Deine Aufgabe → Gib aus dem Text über Pantelleria den Teil wortgetreu aus, der mit „Die traditionellen Steinhäuser“ anfängt und bis einschließlich „Sees sichtbar macht.“ reicht.

Pantelleria, Mediterrane Inselgemeinde in Sizilien, Italien
Pantelleria ist eine Inselgemeinde in der Provinz Trapani, die vulkanischen Ursprungs ist und schwarze Felsen, steile Küstenabschnitte und heiße Quellen aufweist. Die Landschaft wirkt karg und windgeprägt, mit terrassierten Hängen und vereinzelten Siedlungen, die sich an die felsige Topografie anpassen.
Die Insel diente während des Zweiten Weltkriegs bis 1943 als strategischer Militärstützpunkt, bevor alliierte Streitkräfte umfangreiche Bombenangriffe auf die militärischen Anlagen durchführten. In der Antike nutzten Phönizier, Römer und Araber den Ort als Handelsstation und hinterließen archäologische Spuren ihrer Anwesenheit.
Die traditionellen Steinhäuser namens Dammusi prägen die Landschaft mit ihren dicken Mauern und gewölbten Dächern, die Schutz vor Wind und Hitze bieten. Viele dieser Wohnformen sind heute noch in Gebrauch und werden von den Inselbewohnern als Wohn- oder Ferienhäuser genutzt.
Reisende erreichen die Insel durch regelmäßige Flüge von größeren italienischen Städten oder Fährverbindungen, die von den Häfen Trapani und Mazara del Vallo ablegen. Die Straßen sind schmal und kurvenreich, weshalb Autofahrer auf schmale Durchfahrten und gelegentliche Schlaglöcher achten sollten.
Der Specchio di Venere füllt einen erloschenen Vulkankrater und enthält mineralreiches Wasser sowie natürliche Schlammbäder, die Besucher für therapeutische Anwendungen nutzen. An den Ufern steigt gelegentlich Dampf auf, was die vulkanische Herkunft des Sees sichtbar macht.

Daten →
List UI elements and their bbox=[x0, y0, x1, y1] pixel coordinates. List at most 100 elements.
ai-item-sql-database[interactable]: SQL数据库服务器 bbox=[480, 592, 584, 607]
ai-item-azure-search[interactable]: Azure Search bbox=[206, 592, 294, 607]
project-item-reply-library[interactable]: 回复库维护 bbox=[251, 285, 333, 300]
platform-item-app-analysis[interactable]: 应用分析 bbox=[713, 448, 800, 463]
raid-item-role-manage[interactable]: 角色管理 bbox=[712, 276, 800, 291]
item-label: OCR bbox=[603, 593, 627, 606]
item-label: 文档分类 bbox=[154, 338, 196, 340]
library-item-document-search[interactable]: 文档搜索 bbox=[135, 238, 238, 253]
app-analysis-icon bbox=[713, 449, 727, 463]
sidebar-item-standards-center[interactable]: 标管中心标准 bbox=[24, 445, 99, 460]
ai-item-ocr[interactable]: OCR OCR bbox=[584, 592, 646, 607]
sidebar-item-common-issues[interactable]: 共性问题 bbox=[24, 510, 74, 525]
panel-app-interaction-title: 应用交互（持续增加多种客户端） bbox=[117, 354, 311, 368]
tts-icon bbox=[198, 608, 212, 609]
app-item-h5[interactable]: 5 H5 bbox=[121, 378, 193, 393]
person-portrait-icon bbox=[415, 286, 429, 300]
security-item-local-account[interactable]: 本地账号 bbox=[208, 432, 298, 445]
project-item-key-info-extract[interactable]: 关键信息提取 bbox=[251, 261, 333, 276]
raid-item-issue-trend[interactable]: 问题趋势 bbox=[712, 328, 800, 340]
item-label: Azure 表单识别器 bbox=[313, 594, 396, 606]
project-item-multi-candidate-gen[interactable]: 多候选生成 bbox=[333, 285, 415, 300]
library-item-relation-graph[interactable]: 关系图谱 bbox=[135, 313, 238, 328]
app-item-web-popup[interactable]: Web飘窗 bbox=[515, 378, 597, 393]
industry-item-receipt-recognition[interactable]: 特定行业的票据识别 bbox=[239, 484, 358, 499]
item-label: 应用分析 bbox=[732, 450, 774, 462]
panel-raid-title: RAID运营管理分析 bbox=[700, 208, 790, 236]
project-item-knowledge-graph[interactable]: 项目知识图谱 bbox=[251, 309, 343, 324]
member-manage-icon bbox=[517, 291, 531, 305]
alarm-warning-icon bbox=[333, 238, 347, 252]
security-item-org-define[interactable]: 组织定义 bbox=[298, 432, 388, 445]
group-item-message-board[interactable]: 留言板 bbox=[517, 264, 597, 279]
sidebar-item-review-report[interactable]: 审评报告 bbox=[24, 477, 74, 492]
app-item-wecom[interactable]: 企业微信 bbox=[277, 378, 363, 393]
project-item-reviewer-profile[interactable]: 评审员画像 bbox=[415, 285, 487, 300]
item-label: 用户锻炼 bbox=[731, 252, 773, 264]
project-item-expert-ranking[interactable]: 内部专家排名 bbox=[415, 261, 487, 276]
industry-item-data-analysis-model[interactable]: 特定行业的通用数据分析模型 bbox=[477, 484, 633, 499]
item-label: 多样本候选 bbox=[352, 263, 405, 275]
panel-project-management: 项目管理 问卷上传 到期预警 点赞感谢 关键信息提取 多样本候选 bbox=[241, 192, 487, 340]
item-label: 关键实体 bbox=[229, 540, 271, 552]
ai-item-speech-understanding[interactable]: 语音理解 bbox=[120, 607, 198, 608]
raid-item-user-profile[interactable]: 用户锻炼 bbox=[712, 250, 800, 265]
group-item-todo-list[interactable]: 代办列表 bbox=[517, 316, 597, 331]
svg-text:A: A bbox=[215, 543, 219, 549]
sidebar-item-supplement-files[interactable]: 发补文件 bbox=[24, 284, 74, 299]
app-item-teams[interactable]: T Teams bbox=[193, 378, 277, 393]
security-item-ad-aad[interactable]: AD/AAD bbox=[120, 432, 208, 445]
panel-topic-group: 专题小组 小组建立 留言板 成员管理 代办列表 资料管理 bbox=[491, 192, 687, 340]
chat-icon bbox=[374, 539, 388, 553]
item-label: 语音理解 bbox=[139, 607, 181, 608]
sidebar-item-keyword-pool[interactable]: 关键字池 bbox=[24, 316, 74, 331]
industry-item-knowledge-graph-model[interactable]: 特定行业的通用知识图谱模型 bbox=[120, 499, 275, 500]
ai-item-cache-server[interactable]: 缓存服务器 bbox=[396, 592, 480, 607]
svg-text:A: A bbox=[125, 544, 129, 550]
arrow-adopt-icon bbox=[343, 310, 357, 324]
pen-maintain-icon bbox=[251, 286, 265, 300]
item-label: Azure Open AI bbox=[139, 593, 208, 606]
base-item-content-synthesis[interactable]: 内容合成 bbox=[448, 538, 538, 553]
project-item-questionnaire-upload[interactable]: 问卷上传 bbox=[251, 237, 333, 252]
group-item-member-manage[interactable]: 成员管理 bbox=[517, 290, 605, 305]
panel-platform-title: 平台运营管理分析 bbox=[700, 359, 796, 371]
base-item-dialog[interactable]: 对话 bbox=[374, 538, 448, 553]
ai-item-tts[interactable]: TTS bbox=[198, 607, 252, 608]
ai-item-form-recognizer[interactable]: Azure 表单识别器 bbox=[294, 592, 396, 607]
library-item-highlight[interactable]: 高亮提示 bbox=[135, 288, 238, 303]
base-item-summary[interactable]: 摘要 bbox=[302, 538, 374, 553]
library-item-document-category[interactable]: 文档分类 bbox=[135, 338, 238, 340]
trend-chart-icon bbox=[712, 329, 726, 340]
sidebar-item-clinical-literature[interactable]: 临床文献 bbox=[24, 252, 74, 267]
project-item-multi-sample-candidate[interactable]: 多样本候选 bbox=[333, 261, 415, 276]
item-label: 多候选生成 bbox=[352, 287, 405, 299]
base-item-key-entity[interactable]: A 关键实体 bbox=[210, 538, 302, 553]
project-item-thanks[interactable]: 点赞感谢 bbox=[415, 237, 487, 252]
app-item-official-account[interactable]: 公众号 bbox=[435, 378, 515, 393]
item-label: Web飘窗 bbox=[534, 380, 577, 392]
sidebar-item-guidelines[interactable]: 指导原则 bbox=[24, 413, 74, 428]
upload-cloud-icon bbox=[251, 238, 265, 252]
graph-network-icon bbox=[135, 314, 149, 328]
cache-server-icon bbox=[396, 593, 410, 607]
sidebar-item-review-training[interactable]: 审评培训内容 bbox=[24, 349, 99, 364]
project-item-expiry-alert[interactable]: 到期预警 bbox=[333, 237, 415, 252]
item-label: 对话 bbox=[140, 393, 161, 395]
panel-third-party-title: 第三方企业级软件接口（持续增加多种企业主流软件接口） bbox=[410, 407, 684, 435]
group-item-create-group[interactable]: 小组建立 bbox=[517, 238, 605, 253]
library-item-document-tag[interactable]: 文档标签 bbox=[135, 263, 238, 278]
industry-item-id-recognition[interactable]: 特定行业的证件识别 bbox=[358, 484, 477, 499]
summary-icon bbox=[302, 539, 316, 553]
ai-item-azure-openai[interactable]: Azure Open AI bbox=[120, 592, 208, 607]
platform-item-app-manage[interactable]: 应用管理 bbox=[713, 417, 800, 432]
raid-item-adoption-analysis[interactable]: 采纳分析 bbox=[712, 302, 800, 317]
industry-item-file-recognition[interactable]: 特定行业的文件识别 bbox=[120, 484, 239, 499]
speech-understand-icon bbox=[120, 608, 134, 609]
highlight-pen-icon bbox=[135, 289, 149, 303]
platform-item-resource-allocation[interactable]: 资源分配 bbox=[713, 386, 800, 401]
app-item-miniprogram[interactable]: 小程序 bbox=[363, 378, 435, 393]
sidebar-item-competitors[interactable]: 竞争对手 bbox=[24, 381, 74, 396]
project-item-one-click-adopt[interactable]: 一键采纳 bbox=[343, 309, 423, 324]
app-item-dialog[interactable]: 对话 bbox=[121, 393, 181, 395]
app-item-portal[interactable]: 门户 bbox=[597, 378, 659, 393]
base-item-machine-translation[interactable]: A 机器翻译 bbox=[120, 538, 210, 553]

Dein Ergebnis →
Die traditionellen Steinhäuser namens Dammusi prägen die Landschaft mit ihren dicken Mauern und gewölbten Dächern, die Schutz vor Wind und Hitze bieten. Viele dieser Wohnformen sind heute noch in Gebrauch und werden von den Inselbewohnern als Wohn- oder Ferienhäuser genutzt.
Reisende erreichen die Insel durch regelmäßige Flüge von größeren italienischen Städten oder Fährverbindungen, die von den Häfen Trapani und Mazara del Vallo ablegen. Die Straßen sind schmal und kurvenreich, weshalb Autofahrer auf schmale Durchfahrten und gelegentliche Schlaglöcher achten sollten.
Der Specchio di Venere füllt einen erloschenen Vulkankrater und enthält mineralreiches Wasser sowie natürliche Schlammbäder, die Besucher für therapeutische Anwendungen nutzen. An den Ufern steigt gelegentlich Dampf auf, was die vulkanische Herkunft des Sees sichtbar macht.